◆ **Objective**: Set down every entry word for word. Omit the pictures.

◆ **Stored data**:
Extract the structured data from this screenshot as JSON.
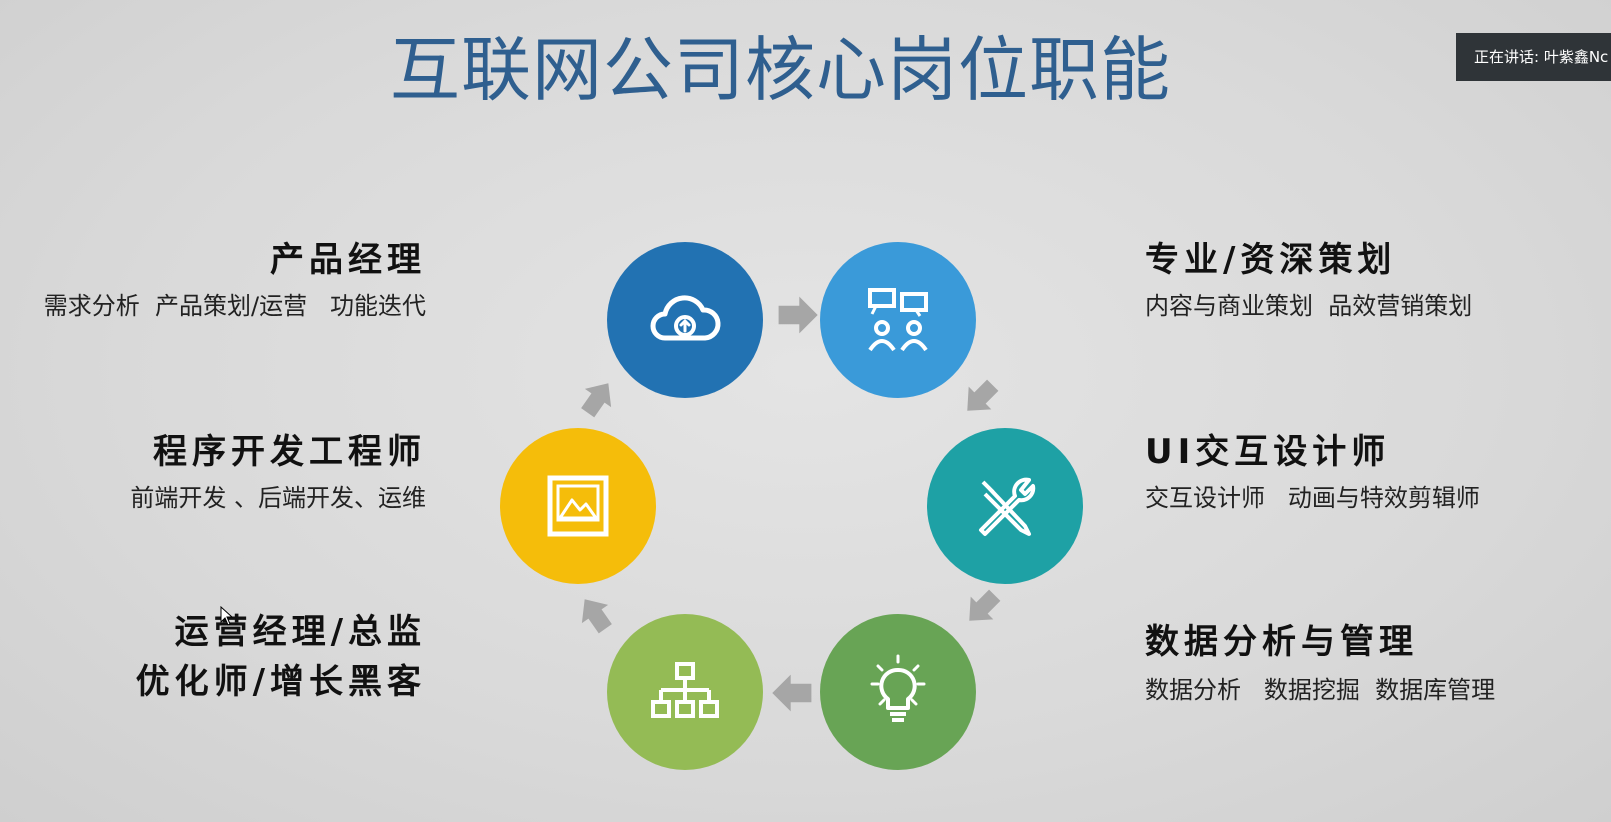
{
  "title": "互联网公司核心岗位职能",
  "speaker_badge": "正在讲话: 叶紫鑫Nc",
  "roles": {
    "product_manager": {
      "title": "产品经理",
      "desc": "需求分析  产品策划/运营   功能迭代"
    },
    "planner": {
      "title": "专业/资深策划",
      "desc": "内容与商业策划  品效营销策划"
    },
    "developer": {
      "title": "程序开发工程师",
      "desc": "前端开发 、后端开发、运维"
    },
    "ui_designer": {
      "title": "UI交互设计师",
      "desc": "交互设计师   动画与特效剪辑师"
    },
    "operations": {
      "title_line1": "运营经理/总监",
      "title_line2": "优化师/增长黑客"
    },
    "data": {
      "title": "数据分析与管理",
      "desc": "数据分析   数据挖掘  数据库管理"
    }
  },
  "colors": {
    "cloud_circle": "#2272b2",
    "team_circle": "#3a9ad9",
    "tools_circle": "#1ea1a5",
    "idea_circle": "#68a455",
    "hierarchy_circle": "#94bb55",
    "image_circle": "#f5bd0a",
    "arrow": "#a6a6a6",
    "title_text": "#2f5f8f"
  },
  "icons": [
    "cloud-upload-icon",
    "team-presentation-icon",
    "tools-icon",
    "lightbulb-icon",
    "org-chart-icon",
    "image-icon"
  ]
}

◆ **Written answer**:
Extract the structured data from this screenshot as JSON.
{
  "title": "互联网公司核心岗位职能",
  "speaker_badge": "正在讲话: 叶紫鑫Nc",
  "roles": {
    "product_manager": {
      "title": "产品经理",
      "desc": "需求分析  产品策划/运营   功能迭代"
    },
    "planner": {
      "title": "专业/资深策划",
      "desc": "内容与商业策划  品效营销策划"
    },
    "developer": {
      "title": "程序开发工程师",
      "desc": "前端开发 、后端开发、运维"
    },
    "ui_designer": {
      "title": "UI交互设计师",
      "desc": "交互设计师   动画与特效剪辑师"
    },
    "operations": {
      "title_line1": "运营经理/总监",
      "title_line2": "优化师/增长黑客"
    },
    "data": {
      "title": "数据分析与管理",
      "desc": "数据分析   数据挖掘  数据库管理"
    }
  },
  "colors": {
    "cloud_circle": "#2272b2",
    "team_circle": "#3a9ad9",
    "tools_circle": "#1ea1a5",
    "idea_circle": "#68a455",
    "hierarchy_circle": "#94bb55",
    "image_circle": "#f5bd0a",
    "arrow": "#a6a6a6",
    "title_text": "#2f5f8f"
  },
  "icons": [
    "cloud-upload-icon",
    "team-presentation-icon",
    "tools-icon",
    "lightbulb-icon",
    "org-chart-icon",
    "image-icon"
  ]
}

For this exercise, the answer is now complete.